Gather the lines that hold the string "false".

-*-

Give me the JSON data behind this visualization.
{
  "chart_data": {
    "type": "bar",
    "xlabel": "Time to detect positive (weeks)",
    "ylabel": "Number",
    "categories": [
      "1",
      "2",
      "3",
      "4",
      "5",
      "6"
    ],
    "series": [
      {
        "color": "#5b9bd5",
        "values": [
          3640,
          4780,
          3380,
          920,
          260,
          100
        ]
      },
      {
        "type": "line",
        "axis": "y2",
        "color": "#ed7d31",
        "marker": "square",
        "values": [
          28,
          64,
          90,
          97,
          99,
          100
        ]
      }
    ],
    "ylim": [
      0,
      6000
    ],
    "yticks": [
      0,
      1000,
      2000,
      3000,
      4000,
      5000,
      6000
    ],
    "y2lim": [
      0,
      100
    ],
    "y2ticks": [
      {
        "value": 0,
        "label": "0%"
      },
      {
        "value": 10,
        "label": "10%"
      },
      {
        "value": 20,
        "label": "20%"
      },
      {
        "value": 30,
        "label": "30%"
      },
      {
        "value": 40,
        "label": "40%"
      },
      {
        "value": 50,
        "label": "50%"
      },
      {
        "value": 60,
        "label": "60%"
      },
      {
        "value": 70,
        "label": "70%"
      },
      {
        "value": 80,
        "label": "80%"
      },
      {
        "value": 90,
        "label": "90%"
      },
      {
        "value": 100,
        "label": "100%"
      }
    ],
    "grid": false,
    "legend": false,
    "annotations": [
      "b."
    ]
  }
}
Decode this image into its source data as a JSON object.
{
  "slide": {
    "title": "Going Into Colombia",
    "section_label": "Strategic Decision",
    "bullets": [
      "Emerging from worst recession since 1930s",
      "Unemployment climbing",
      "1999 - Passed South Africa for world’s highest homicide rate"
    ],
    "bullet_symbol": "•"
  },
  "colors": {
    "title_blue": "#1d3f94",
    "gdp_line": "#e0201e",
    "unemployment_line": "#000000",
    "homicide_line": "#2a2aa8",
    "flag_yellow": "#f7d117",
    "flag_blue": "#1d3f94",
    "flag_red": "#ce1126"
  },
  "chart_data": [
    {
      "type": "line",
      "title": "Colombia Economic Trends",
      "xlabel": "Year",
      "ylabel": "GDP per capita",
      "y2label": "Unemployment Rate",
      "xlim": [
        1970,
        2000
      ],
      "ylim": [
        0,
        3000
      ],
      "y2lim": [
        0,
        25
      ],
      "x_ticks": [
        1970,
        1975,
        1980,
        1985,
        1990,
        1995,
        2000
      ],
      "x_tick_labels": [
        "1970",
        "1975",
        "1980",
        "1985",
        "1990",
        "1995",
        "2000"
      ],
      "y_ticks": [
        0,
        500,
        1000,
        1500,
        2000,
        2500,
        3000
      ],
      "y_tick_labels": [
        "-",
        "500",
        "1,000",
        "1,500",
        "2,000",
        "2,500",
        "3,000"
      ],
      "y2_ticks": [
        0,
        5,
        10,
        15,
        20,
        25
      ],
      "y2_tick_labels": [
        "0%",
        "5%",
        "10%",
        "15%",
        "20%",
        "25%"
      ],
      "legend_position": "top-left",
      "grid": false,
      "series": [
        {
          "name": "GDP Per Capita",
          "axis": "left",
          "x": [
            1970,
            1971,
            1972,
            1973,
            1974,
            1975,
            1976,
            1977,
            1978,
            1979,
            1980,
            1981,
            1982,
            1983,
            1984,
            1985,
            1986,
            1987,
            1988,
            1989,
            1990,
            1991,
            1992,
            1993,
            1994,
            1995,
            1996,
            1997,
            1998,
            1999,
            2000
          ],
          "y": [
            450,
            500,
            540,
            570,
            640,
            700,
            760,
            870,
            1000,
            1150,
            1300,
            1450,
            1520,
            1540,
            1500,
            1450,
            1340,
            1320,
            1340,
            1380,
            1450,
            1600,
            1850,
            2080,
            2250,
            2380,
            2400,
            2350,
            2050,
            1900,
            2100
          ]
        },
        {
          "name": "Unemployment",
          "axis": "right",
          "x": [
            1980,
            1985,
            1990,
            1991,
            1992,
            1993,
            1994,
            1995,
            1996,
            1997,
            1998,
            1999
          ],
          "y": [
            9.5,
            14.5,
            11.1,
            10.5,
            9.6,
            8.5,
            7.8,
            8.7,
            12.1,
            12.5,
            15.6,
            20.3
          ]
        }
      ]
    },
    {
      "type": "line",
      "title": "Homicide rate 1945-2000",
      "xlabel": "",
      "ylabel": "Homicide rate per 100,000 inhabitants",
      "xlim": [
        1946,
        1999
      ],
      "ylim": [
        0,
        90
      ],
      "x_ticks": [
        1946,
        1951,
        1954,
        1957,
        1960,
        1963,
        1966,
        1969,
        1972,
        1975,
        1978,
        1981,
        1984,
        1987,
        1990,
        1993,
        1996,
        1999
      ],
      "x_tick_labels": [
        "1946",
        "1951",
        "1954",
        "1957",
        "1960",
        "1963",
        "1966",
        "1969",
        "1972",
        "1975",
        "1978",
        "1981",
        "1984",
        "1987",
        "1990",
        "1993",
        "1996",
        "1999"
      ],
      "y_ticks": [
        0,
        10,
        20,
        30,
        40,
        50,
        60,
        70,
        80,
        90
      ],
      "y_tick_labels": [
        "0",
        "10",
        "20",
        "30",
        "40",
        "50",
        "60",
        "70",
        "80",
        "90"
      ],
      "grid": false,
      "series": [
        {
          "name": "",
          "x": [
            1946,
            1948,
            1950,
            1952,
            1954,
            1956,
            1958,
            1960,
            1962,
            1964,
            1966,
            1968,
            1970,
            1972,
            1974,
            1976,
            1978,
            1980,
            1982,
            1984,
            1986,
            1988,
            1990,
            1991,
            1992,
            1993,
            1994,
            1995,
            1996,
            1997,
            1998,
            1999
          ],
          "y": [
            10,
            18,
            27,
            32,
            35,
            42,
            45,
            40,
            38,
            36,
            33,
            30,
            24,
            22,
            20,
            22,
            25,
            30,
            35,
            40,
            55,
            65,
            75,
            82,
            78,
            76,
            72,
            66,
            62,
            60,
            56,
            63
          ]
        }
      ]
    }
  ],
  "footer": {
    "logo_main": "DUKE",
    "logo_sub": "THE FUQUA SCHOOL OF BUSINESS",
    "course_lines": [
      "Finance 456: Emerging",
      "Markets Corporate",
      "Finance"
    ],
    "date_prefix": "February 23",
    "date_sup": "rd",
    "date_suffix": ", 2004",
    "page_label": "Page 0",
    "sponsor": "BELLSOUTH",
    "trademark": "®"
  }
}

-*-

__TASK RESPONSE__
    "grid": false,
    "legend": false,
      "grid": false,
      "grid": false,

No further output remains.